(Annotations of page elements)
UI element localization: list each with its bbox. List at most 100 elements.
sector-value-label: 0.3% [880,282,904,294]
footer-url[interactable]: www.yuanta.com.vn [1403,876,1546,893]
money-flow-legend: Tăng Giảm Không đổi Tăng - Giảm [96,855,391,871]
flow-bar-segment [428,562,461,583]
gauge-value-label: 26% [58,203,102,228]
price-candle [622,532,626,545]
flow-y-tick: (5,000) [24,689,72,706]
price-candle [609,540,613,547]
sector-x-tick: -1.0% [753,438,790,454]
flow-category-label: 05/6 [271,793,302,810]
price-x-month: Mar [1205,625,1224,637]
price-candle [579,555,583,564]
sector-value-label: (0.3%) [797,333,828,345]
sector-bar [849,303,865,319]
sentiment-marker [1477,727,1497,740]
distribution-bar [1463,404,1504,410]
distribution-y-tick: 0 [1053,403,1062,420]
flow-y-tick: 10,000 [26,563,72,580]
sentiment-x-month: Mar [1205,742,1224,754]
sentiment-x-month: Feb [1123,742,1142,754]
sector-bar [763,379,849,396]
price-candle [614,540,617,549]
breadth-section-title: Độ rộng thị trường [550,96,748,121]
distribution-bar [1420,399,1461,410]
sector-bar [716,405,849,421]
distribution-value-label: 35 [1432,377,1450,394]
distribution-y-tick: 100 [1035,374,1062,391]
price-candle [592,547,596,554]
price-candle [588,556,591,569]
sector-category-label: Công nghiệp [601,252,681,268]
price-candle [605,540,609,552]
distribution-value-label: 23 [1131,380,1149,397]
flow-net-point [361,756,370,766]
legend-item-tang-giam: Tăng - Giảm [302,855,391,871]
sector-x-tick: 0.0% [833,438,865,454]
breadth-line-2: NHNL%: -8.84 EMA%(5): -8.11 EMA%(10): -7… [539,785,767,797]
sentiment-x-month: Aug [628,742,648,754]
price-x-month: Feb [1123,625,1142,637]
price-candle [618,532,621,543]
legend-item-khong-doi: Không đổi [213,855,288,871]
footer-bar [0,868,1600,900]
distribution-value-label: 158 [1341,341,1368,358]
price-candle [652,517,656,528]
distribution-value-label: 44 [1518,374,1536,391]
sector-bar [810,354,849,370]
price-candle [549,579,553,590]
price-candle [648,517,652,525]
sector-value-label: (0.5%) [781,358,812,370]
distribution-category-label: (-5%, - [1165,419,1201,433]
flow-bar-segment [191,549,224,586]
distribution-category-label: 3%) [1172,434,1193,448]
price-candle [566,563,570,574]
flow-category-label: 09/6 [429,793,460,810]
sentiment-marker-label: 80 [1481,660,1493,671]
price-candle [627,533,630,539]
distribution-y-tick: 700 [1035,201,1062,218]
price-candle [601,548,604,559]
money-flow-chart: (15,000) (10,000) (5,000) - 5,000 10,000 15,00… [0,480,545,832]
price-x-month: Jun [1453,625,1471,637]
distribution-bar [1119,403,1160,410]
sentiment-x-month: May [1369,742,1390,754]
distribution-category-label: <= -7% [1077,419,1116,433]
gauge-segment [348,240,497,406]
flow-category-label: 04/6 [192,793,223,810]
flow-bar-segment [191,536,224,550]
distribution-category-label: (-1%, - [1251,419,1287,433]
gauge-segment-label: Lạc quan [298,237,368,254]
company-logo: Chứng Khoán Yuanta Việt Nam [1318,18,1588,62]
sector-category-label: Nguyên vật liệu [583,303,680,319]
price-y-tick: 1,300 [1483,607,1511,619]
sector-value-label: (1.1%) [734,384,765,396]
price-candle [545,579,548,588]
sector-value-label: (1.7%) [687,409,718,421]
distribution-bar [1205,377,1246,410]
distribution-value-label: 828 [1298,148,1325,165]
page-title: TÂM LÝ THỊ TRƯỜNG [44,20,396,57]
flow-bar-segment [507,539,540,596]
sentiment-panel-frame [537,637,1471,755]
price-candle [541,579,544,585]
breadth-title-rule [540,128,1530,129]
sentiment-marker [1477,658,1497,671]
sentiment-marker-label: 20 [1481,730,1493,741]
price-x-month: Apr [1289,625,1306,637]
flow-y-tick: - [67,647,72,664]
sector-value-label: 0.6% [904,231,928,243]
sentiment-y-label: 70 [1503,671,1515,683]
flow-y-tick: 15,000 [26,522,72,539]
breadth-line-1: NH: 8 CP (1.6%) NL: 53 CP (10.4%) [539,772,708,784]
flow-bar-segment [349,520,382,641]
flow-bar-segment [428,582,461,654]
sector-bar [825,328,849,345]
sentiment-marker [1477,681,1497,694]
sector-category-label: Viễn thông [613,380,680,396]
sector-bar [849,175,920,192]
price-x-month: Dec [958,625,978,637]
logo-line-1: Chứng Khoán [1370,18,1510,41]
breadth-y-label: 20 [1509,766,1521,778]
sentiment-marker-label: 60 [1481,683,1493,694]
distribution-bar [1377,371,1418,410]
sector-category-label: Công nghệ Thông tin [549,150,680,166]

## GOAL
Put the items into a Markdown table with the columns Row and Line, starting at the first line and stopping after the line that contains "price-candle [618,532,621,543]". Leave out any blank lines.

## SOLUTION TO THIS EXERCISE
| Row | Line |
|---|---|
| 1 | UI element localization: list each with its bbox. List at most 100 elements. |
| 2 | sector-value-label: 0.3% [880,282,904,294] |
| 3 | footer-url[interactable]: www.yuanta.com.vn [1403,876,1546,893] |
| 4 | money-flow-legend: Tăng Giảm Không đổi Tăng - Giảm [96,855,391,871] |
| 5 | flow-bar-segment [428,562,461,583] |
| 6 | gauge-value-label: 26% [58,203,102,228] |
| 7 | price-candle [622,532,626,545] |
| 8 | flow-y-tick: (5,000) [24,689,72,706] |
| 9 | price-candle [609,540,613,547] |
| 10 | sector-x-tick: -1.0% [753,438,790,454] |
| 11 | flow-category-label: 05/6 [271,793,302,810] |
| 12 | price-x-month: Mar [1205,625,1224,637] |
| 13 | price-candle [579,555,583,564] |
| 14 | sector-value-label: (0.3%) [797,333,828,345] |
| 15 | sector-bar [849,303,865,319] |
| 16 | sentiment-marker [1477,727,1497,740] |
| 17 | distribution-bar [1463,404,1504,410] |
| 18 | distribution-y-tick: 0 [1053,403,1062,420] |
| 19 | flow-y-tick: 10,000 [26,563,72,580] |
| 20 | sentiment-x-month: Mar [1205,742,1224,754] |
| 21 | sentiment-x-month: Feb [1123,742,1142,754] |
| 22 | sector-bar [763,379,849,396] |
| 23 | price-candle [614,540,617,549] |
| 24 | breadth-section-title: Độ rộng thị trường [550,96,748,121] |
| 25 | distribution-bar [1420,399,1461,410] |
| 26 | sector-bar [716,405,849,421] |
| 27 | distribution-value-label: 35 [1432,377,1450,394] |
| 28 | distribution-y-tick: 100 [1035,374,1062,391] |
| 29 | price-candle [592,547,596,554] |
| 30 | price-candle [588,556,591,569] |
| 31 | sector-category-label: Công nghiệp [601,252,681,268] |
| 32 | price-candle [605,540,609,552] |
| 33 | distribution-value-label: 23 [1131,380,1149,397] |
| 34 | flow-net-point [361,756,370,766] |
| 35 | legend-item-tang-giam: Tăng - Giảm [302,855,391,871] |
| 36 | sector-x-tick: 0.0% [833,438,865,454] |
| 37 | breadth-line-2: NHNL%: -8.84 EMA%(5): -8.11 EMA%(10): -7… [539,785,767,797] |
| 38 | sentiment-x-month: Aug [628,742,648,754] |
| 39 | price-x-month: Feb [1123,625,1142,637] |
| 40 | price-candle [618,532,621,543] |